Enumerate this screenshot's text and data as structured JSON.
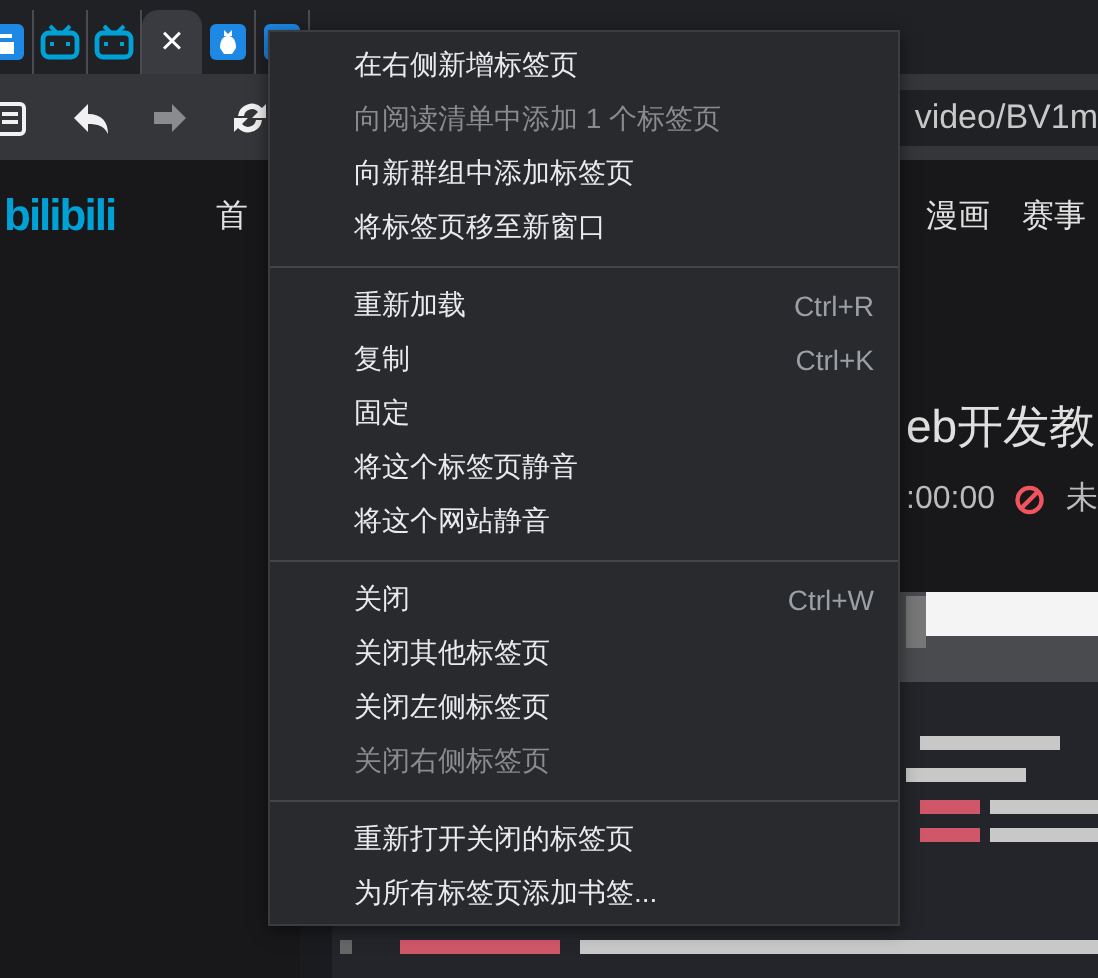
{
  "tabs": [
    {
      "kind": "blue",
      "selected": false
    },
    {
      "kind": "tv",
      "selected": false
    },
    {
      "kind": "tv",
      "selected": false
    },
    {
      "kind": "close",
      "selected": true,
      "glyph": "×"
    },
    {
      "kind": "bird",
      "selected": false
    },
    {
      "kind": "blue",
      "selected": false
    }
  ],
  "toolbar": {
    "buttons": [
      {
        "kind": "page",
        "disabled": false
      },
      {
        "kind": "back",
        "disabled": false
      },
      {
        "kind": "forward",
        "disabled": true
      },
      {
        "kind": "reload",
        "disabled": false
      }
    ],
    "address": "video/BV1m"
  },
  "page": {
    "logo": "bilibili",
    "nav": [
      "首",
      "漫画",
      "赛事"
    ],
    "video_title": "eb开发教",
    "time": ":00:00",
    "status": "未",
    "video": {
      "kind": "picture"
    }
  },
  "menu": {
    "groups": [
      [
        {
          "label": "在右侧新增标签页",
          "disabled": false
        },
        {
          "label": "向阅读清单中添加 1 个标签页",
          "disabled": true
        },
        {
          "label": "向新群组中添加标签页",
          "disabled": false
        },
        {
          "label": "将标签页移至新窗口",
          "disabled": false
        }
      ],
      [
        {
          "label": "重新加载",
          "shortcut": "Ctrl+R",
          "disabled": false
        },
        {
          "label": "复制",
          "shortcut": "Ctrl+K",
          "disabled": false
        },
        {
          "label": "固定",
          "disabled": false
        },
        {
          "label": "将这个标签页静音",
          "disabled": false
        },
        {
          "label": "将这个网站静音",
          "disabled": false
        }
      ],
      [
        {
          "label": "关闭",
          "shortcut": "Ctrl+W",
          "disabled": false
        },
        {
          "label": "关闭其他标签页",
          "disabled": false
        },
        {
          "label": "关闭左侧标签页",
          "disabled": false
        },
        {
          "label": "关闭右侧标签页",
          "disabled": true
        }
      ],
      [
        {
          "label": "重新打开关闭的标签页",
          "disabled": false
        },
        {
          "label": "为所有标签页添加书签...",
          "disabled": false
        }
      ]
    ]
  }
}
----------
What is asked -> Find the word "true" in the entries, and copy every line it shows up in.

Correct answer ->
      "selected": true,
        "disabled": true
          "disabled": true
          "disabled": true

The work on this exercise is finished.